DATA:
········
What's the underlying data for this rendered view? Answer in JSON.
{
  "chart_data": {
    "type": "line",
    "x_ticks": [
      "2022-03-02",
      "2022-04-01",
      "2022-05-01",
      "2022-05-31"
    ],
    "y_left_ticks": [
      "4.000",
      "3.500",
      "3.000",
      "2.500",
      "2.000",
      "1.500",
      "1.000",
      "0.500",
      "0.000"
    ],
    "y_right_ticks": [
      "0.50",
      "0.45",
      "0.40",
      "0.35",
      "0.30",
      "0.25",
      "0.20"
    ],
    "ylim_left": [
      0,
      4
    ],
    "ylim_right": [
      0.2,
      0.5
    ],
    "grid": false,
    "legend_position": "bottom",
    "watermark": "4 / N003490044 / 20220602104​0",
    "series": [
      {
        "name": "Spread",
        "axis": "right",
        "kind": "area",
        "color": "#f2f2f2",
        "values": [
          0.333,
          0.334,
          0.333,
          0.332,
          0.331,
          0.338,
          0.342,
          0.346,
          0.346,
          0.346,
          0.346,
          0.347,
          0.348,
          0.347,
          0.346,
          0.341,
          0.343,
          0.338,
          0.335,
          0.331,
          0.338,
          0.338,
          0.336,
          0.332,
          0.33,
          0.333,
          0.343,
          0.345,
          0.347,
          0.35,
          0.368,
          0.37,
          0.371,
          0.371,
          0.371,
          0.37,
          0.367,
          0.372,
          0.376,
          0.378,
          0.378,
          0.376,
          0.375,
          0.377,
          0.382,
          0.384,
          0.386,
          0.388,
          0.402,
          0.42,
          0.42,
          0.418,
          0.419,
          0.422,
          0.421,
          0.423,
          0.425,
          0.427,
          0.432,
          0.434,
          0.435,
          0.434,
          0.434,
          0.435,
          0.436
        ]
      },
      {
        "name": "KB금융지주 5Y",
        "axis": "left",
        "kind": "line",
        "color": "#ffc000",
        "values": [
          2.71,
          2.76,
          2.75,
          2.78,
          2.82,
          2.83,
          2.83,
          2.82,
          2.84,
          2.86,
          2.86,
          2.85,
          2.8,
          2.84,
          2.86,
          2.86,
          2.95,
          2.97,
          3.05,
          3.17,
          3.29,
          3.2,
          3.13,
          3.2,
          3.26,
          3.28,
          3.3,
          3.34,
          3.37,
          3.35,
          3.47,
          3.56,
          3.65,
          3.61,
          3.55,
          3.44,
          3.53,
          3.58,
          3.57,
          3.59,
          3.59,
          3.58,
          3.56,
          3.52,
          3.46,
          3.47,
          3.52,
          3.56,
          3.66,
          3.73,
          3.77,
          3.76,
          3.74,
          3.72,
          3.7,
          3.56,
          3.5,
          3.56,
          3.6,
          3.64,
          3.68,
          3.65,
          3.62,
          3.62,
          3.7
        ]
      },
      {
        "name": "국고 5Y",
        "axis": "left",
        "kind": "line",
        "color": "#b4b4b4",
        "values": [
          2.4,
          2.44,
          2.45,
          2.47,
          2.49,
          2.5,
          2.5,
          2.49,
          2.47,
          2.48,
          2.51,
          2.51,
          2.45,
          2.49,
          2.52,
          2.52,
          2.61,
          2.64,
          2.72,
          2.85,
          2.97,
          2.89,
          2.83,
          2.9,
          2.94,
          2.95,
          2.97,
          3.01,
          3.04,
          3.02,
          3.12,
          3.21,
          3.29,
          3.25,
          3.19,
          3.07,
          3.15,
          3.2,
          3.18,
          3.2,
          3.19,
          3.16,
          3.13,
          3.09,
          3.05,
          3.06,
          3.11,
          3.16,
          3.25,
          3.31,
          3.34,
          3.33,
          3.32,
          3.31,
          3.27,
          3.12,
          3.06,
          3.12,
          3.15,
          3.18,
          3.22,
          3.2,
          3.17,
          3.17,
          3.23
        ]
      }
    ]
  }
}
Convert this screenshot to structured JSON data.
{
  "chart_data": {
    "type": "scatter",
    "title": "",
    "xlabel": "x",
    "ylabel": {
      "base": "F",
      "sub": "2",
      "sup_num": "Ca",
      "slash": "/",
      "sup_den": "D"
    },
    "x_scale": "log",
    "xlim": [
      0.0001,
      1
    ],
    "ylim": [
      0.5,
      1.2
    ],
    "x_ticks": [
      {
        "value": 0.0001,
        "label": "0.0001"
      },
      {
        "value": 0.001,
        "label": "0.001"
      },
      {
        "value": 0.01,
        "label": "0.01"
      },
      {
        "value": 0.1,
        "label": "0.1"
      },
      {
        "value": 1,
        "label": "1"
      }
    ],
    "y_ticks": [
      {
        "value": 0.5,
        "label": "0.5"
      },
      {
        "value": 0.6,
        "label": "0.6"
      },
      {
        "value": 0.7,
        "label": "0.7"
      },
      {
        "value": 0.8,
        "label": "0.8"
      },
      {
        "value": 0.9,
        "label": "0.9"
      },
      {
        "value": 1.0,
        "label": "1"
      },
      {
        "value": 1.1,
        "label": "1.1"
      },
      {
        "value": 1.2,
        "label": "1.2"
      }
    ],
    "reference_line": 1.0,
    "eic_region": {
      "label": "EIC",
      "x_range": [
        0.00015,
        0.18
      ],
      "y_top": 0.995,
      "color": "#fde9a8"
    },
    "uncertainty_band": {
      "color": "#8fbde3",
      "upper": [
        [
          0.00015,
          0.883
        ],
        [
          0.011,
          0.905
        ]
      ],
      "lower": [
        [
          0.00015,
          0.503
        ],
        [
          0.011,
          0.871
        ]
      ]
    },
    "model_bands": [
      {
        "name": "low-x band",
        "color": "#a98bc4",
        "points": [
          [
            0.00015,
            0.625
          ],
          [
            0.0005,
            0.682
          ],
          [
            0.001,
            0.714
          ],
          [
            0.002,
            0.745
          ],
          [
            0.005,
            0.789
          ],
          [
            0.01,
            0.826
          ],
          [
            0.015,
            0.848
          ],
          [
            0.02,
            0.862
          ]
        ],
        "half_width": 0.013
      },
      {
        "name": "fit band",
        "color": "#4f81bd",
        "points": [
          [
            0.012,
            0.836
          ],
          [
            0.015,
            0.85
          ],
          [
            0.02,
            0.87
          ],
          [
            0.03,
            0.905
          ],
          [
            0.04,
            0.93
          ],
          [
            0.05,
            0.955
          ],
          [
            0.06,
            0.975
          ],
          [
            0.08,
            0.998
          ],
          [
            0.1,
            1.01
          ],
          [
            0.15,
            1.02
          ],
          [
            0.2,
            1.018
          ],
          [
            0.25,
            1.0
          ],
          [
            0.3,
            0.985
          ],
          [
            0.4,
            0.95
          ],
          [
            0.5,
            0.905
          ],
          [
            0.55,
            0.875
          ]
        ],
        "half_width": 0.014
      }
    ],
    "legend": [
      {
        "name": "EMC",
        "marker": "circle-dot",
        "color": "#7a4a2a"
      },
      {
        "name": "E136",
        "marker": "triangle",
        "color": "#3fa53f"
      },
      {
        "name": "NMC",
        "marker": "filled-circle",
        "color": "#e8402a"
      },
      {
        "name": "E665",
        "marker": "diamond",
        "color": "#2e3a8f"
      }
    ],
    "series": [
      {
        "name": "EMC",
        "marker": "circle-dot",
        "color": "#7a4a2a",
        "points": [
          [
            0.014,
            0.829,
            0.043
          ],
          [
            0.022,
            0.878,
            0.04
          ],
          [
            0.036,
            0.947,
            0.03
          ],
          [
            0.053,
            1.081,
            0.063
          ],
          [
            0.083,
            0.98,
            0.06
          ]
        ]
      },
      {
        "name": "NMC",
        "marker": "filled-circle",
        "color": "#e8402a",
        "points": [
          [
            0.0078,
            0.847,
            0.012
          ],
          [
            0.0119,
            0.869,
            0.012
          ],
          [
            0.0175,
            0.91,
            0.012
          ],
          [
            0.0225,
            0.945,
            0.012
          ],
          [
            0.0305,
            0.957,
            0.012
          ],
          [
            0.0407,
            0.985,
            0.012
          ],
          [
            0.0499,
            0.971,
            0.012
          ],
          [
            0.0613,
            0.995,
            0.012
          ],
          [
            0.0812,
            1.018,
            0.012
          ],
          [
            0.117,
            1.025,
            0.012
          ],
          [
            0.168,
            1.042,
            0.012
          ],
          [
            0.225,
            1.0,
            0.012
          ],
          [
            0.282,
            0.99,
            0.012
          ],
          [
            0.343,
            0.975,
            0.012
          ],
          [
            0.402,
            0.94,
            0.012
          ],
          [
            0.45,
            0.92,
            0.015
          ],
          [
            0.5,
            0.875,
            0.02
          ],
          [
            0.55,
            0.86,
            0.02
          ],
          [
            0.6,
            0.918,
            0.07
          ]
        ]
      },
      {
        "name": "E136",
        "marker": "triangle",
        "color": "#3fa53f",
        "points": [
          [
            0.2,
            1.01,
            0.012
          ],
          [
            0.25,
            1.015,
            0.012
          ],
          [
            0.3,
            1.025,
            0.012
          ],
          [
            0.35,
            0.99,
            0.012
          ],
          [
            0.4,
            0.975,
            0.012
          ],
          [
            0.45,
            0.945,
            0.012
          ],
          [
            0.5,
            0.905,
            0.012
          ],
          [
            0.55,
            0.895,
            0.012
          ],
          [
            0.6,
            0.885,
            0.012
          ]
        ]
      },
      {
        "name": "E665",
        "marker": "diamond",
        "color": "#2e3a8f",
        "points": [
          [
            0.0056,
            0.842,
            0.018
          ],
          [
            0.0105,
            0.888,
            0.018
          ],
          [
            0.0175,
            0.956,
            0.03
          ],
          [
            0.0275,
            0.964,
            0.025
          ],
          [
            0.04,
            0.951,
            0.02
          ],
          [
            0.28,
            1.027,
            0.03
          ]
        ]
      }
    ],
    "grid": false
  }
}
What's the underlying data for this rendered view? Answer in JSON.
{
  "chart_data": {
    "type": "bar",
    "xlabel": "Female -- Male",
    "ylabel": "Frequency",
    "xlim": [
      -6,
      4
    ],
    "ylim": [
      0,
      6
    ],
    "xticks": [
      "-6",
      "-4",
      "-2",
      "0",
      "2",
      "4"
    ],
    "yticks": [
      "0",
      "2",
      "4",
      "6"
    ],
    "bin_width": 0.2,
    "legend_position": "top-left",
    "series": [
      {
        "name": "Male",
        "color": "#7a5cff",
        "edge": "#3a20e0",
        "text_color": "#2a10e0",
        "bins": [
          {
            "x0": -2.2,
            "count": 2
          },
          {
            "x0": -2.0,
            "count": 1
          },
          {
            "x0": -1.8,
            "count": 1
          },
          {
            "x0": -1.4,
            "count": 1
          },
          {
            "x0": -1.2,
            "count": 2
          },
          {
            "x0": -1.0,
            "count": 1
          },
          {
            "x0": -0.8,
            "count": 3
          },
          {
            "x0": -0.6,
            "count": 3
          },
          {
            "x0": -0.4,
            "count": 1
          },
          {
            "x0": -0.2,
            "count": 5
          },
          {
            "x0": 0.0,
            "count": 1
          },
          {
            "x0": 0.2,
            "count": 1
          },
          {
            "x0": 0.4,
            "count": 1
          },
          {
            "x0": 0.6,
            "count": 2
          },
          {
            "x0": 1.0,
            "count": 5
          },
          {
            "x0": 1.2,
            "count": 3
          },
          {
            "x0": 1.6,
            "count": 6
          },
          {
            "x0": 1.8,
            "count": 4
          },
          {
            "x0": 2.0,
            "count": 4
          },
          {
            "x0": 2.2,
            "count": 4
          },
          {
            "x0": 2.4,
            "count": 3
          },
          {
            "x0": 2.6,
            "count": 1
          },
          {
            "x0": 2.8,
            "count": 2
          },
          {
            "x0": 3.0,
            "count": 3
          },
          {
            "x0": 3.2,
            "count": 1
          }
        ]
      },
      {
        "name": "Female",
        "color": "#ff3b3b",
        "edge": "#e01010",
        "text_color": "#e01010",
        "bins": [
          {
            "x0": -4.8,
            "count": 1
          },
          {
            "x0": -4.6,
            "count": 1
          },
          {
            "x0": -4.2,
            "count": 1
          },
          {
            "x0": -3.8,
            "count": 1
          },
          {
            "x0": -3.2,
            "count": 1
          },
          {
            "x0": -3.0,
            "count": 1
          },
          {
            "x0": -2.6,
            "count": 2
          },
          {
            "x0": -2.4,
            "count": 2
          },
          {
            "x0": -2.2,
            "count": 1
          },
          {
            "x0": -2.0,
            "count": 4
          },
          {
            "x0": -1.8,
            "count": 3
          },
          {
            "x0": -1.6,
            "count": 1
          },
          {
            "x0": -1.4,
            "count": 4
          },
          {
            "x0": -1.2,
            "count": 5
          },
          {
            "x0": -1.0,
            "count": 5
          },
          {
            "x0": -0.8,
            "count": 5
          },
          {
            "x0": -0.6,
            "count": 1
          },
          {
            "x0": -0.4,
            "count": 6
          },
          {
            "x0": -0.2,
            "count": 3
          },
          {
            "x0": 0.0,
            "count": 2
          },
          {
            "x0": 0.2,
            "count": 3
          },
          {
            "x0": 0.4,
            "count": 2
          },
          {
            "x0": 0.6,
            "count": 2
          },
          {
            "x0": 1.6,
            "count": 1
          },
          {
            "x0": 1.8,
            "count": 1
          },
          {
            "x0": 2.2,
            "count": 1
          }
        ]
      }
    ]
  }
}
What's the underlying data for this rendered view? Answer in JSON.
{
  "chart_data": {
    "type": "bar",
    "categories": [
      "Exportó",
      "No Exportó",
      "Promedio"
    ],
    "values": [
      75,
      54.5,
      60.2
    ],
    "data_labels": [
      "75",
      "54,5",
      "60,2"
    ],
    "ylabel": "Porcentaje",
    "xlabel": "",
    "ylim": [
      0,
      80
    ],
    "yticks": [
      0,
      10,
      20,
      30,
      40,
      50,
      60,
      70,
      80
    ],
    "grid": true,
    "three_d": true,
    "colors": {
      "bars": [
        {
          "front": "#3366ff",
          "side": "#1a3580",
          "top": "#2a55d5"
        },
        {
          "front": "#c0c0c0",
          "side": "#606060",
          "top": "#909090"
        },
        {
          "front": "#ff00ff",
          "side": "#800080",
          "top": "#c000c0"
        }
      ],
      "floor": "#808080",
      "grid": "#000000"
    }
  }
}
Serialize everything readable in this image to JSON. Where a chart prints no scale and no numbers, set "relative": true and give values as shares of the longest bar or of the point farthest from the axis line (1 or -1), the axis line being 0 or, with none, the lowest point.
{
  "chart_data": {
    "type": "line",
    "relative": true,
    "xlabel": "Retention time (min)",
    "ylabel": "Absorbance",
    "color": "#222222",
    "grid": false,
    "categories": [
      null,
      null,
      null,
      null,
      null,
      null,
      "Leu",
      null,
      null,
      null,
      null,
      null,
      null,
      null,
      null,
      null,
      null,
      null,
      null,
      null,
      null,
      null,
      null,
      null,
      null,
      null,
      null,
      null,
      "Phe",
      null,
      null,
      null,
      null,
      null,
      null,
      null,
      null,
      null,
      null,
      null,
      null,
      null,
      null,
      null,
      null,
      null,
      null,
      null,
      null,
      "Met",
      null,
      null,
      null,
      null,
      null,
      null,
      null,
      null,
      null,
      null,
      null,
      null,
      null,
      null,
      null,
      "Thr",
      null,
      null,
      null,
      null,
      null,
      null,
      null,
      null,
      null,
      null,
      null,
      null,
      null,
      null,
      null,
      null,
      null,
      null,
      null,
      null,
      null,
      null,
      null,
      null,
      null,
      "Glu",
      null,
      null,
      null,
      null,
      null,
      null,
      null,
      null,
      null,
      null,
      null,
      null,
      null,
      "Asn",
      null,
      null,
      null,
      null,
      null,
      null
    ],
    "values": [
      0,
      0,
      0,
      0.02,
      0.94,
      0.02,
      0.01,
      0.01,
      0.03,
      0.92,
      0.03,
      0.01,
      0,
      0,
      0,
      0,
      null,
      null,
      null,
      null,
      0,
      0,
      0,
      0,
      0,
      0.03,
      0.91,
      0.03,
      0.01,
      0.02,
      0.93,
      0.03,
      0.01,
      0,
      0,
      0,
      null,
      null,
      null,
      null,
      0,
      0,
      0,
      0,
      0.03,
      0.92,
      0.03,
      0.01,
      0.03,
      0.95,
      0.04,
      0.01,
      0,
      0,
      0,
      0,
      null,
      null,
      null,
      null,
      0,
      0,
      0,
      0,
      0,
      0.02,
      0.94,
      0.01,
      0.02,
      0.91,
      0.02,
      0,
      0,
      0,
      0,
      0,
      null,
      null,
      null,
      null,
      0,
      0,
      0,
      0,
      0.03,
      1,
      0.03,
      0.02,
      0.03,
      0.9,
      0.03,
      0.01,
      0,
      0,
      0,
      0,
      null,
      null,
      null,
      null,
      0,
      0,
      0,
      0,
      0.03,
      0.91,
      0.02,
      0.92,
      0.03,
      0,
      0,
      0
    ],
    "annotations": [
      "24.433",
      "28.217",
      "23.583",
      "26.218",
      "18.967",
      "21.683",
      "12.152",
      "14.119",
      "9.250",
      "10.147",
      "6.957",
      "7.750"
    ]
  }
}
········
TASK REQUIREMENTS: Of all the lines in the data above, state how many include "axis". Say only the number.

OUTPUT FOR THIS TASK: 4